## 課題の条件
「tab-console[interactable]: ◔ 控制台: [120, 0, 142, 20]」を含む行から「row-checkbox[interactable]: [116, 137, 122, 144]」を含む行までを、両端の行も含めて一字も変えずに書き写しなさい。

***** データ抜粋

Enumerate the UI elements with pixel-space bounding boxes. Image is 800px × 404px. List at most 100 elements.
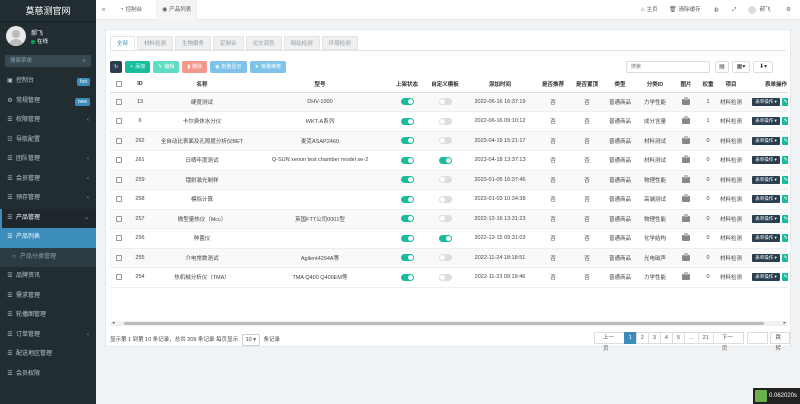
tab-console[interactable]: ◔ 控制台: [120, 0, 142, 20]
column-header[interactable]: [110, 77, 128, 93]
table-row[interactable]: 262 全自动比表面及孔隙度分析仪BET 麦克ASAP2460 2023-04-19 …: [110, 131, 788, 151]
product-image[interactable]: [680, 115, 692, 127]
sidebar-item[interactable]: ☰ 订单管理 ‹: [0, 326, 96, 346]
custom-template-toggle[interactable]: [438, 273, 452, 281]
row-checkbox[interactable]: [116, 137, 122, 144]
form-ops-dropdown[interactable]: 表单操作 ▾: [752, 156, 780, 165]
listed-toggle[interactable]: [400, 137, 414, 145]
category-tab[interactable]: 材料检测: [137, 36, 174, 50]
scroll-right-icon[interactable]: ▸: [783, 320, 786, 326]
sidebar-item[interactable]: ☰ 产品管理 ⌄: [0, 208, 96, 228]
product-image[interactable]: [680, 135, 692, 147]
custom-template-toggle[interactable]: [438, 176, 452, 184]
jump-button[interactable]: 跳转: [769, 332, 790, 352]
user-menu[interactable]: 郝飞: [748, 0, 771, 20]
listed-toggle[interactable]: [400, 176, 414, 184]
fullscreen-icon[interactable]: ⤢: [732, 0, 736, 20]
table-row[interactable]: 254 热机械分析仪（TMA） TMA Q400 Q400EM等 2022-11-23…: [110, 267, 788, 288]
category-tab[interactable]: 全部: [110, 36, 136, 50]
product-image[interactable]: [680, 96, 692, 108]
product-image[interactable]: [680, 174, 692, 186]
row-checkbox[interactable]: [116, 274, 122, 281]
search-icon[interactable]: ⌕: [83, 58, 86, 65]
form-ops-dropdown[interactable]: 表单操作 ▾: [752, 117, 780, 126]
row-checkbox[interactable]: [116, 254, 122, 261]
export-button[interactable]: ⬇▾: [753, 61, 773, 73]
sidebar-item[interactable]: ▣ 控制台 hot: [0, 72, 96, 92]
next-page-button[interactable]: 下一页: [712, 332, 744, 352]
refresh-button[interactable]: ↻: [110, 61, 123, 73]
row-edit-icon[interactable]: ✎: [781, 156, 788, 165]
custom-template-toggle[interactable]: [438, 234, 452, 242]
product-image[interactable]: [680, 252, 692, 264]
sidebar-item[interactable]: ☰ 轮播图管理: [0, 306, 96, 326]
listed-toggle[interactable]: [400, 234, 414, 242]
listed-toggle[interactable]: [400, 117, 414, 125]
columns-button[interactable]: ▦▾: [732, 61, 750, 73]
row-edit-icon[interactable]: ✎: [781, 195, 788, 204]
sidebar-search-input[interactable]: [5, 55, 75, 67]
table-row[interactable]: 257 微型量热仪（Mcc） 英国FTT公司0001型 2022-12-16 13:3…: [110, 209, 788, 229]
sidebar-item[interactable]: ☰ 产品列表: [0, 228, 96, 248]
sidebar-item[interactable]: ☰ 会员权限: [0, 365, 96, 385]
custom-template-toggle[interactable]: [438, 215, 452, 223]
form-ops-dropdown[interactable]: 表单操作 ▾: [752, 253, 780, 262]
row-checkbox[interactable]: [116, 118, 122, 125]
table-row[interactable]: 261 日晒牢度测试 Q-SUN xenon test chamber model …: [110, 150, 788, 171]
sidebar-item[interactable]: ☰ 需求管理: [0, 287, 96, 307]
table-row[interactable]: 255 介电常数测试 Agilent4294A等 2022-11-24 18:18:5…: [110, 248, 788, 268]
sidebar-item[interactable]: ☰ 品牌资讯: [0, 267, 96, 287]
row-checkbox[interactable]: [116, 176, 122, 183]
clear-cache-button[interactable]: 🗑 清除缓存: [669, 0, 701, 20]
row-edit-icon[interactable]: ✎: [781, 117, 788, 126]
form-ops-dropdown[interactable]: 表单操作 ▾: [752, 175, 780, 184]
row-checkbox[interactable]: [116, 157, 122, 164]
custom-template-toggle[interactable]: [438, 98, 452, 106]
edit-button[interactable]: ✎ 编辑: [153, 61, 180, 73]
custom-template-toggle[interactable]: [438, 137, 452, 145]
custom-template-toggle[interactable]: [438, 117, 452, 125]
product-image[interactable]: [680, 193, 692, 205]
sidebar-item[interactable]: ○ 产品分类管理: [0, 247, 96, 267]
page-size-select[interactable]: 10 ▾: [241, 334, 261, 346]
sidebar-item[interactable]: ⚙ 常规管理 new: [0, 92, 96, 112]
menu-toggle-icon[interactable]: ≡: [102, 0, 105, 20]
sidebar-item[interactable]: ☰ 权限管理 ‹: [0, 111, 96, 131]
page-number-button[interactable]: 21: [697, 332, 714, 344]
batch-show-button[interactable]: ◉ 批量显示: [210, 61, 247, 73]
page-number-button[interactable]: ...: [684, 332, 699, 344]
custom-template-toggle[interactable]: [438, 195, 452, 203]
sidebar-item[interactable]: ☰ 会员管理 ‹: [0, 170, 96, 190]
row-checkbox[interactable]: [116, 235, 122, 242]
custom-template-toggle[interactable]: [438, 156, 452, 164]
add-button[interactable]: + 添加: [125, 61, 151, 73]
listed-toggle[interactable]: [400, 195, 414, 203]
row-edit-icon[interactable]: ✎: [781, 214, 788, 223]
scroll-left-icon[interactable]: ◂: [112, 320, 115, 326]
listed-toggle[interactable]: [400, 215, 414, 223]
listed-toggle[interactable]: [400, 254, 414, 262]
home-link[interactable]: ⌂ 主页: [641, 0, 658, 20]
globe-icon[interactable]: ◍: [714, 0, 719, 20]
tab-product-list[interactable]: ◉ 产品列表: [156, 0, 198, 20]
row-edit-icon[interactable]: ✎: [781, 253, 788, 262]
sidebar-item[interactable]: ☰ 配送地区管理: [0, 345, 96, 365]
form-ops-dropdown[interactable]: 表单操作 ▾: [752, 195, 780, 204]
category-tab[interactable]: 论文润色: [245, 36, 282, 50]
table-row[interactable]: 259 镭射激光制样 2023-01-05 16:37:46 否 否 普通商品 物理性能 0 材…: [110, 170, 788, 190]
row-edit-icon[interactable]: ✎: [781, 136, 788, 145]
form-ops-dropdown[interactable]: 表单操作 ▾: [752, 214, 780, 223]
category-tab[interactable]: 生物服务: [175, 36, 212, 50]
settings-gear-icon[interactable]: ⚙: [786, 0, 791, 20]
batch-recommend-button[interactable]: ★ 批量推荐: [249, 61, 287, 73]
table-row[interactable]: 13 硬度测试 DHV-1000 2022-06-16 16:37:19 否 否 普通商品 力…: [110, 92, 788, 112]
listed-toggle[interactable]: [400, 156, 414, 164]
category-tab[interactable]: 环境检测: [321, 36, 358, 50]
custom-template-toggle[interactable]: [438, 254, 452, 262]
product-image[interactable]: [680, 154, 692, 166]
sidebar-item[interactable]: ☰ 预存管理 ‹: [0, 189, 96, 209]
prev-page-button[interactable]: 上一页: [594, 332, 625, 352]
row-edit-icon[interactable]: ✎: [781, 97, 788, 106]
form-ops-dropdown[interactable]: 表单操作 ▾: [752, 136, 780, 145]
horizontal-scrollbar[interactable]: ◂ ▸: [110, 320, 788, 326]
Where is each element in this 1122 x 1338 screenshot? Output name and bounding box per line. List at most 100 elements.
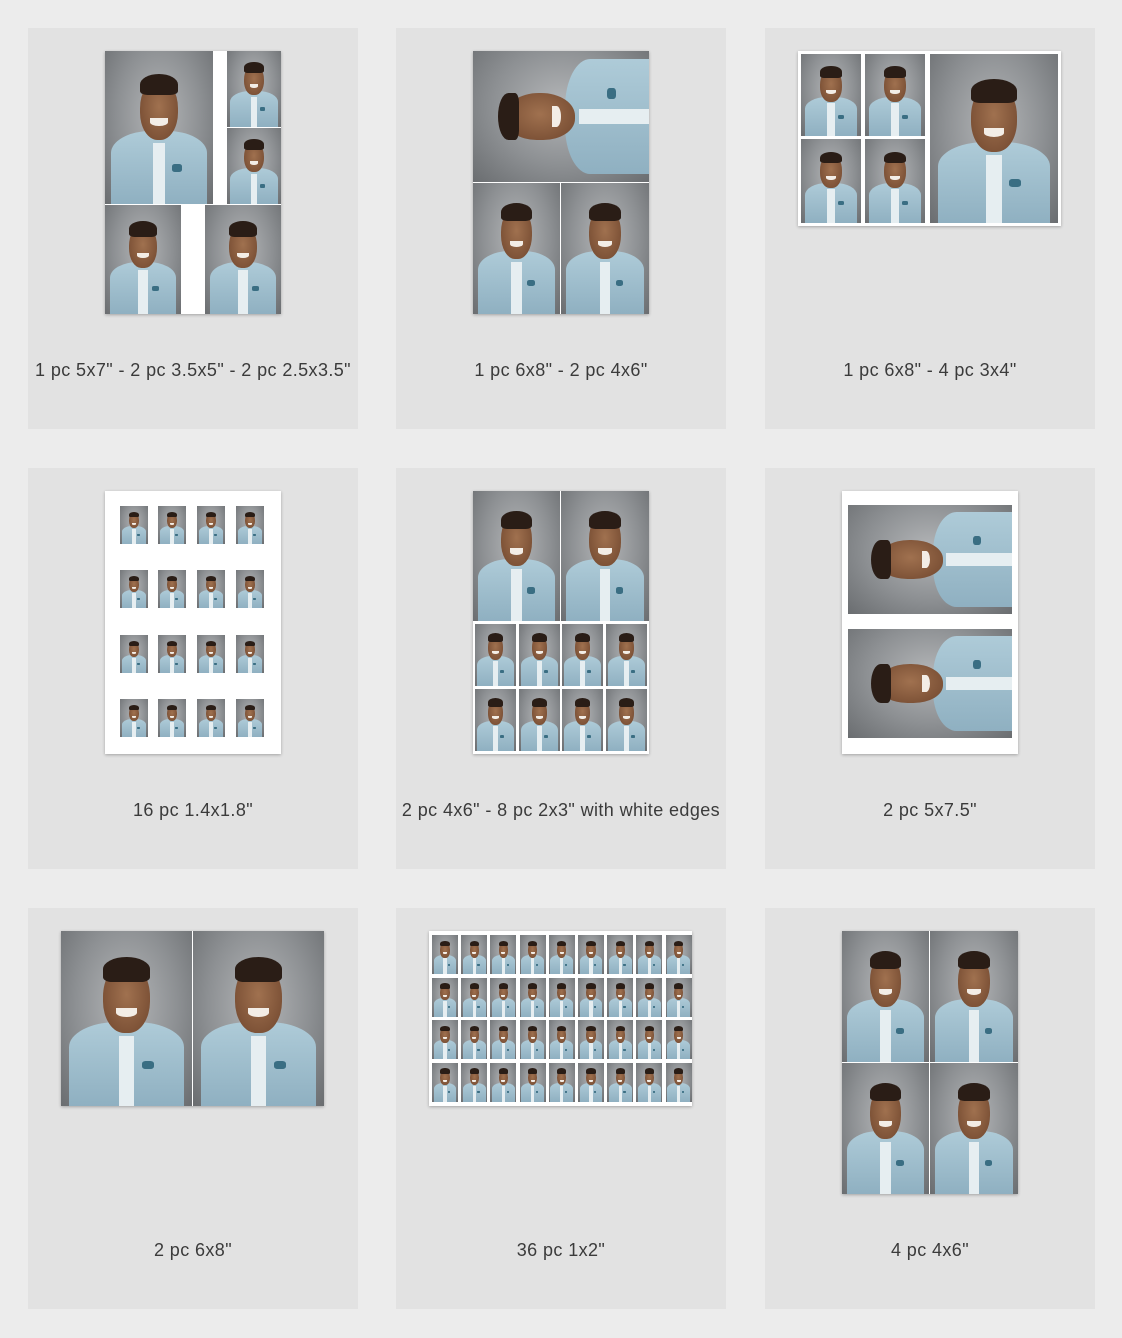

**********

## 完成した解答
tab-console[interactable]: ◔ 控制台: [120, 0, 142, 20]
column-header[interactable]: [110, 77, 128, 93]
table-row[interactable]: 262 全自动比表面及孔隙度分析仪BET 麦克ASAP2460 2023-04-19 …: [110, 131, 788, 151]
product-image[interactable]: [680, 115, 692, 127]
sidebar-item[interactable]: ☰ 订单管理 ‹: [0, 326, 96, 346]
custom-template-toggle[interactable]: [438, 273, 452, 281]
row-checkbox[interactable]: [116, 137, 122, 144]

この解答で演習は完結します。